*Aim of the exercise:* How many lines in the entries below include the string "emellertid"? Answer with the number only.

*Stored records:*
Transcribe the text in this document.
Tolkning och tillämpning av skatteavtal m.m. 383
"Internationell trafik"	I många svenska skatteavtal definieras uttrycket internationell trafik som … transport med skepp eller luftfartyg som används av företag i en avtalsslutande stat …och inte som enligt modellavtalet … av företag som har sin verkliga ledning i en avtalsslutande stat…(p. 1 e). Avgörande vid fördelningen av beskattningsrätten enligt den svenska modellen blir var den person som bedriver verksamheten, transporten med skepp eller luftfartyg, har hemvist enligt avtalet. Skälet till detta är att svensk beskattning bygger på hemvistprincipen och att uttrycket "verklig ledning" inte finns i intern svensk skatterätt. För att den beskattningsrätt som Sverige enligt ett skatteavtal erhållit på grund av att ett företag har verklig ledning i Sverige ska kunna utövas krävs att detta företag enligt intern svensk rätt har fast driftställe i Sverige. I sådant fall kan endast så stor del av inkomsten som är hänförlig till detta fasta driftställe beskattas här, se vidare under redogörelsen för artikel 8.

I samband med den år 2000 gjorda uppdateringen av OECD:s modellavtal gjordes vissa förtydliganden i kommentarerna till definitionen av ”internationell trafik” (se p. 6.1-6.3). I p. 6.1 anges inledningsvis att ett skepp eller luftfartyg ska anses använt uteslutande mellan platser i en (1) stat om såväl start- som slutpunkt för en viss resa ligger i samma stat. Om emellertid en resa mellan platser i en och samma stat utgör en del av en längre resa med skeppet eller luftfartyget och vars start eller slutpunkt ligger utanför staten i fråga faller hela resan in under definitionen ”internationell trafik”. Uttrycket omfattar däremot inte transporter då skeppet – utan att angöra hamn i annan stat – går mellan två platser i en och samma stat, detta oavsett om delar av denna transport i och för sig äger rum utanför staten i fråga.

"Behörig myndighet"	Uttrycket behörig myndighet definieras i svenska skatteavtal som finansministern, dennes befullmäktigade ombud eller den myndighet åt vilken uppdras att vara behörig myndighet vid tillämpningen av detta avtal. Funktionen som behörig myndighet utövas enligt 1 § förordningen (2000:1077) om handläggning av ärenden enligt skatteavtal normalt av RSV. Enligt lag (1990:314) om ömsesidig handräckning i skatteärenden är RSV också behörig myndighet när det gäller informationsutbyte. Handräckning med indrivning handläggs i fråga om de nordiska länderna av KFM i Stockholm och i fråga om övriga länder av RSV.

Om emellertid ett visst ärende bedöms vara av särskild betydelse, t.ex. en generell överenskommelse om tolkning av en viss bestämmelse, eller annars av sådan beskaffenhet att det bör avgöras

*Complete response:* 2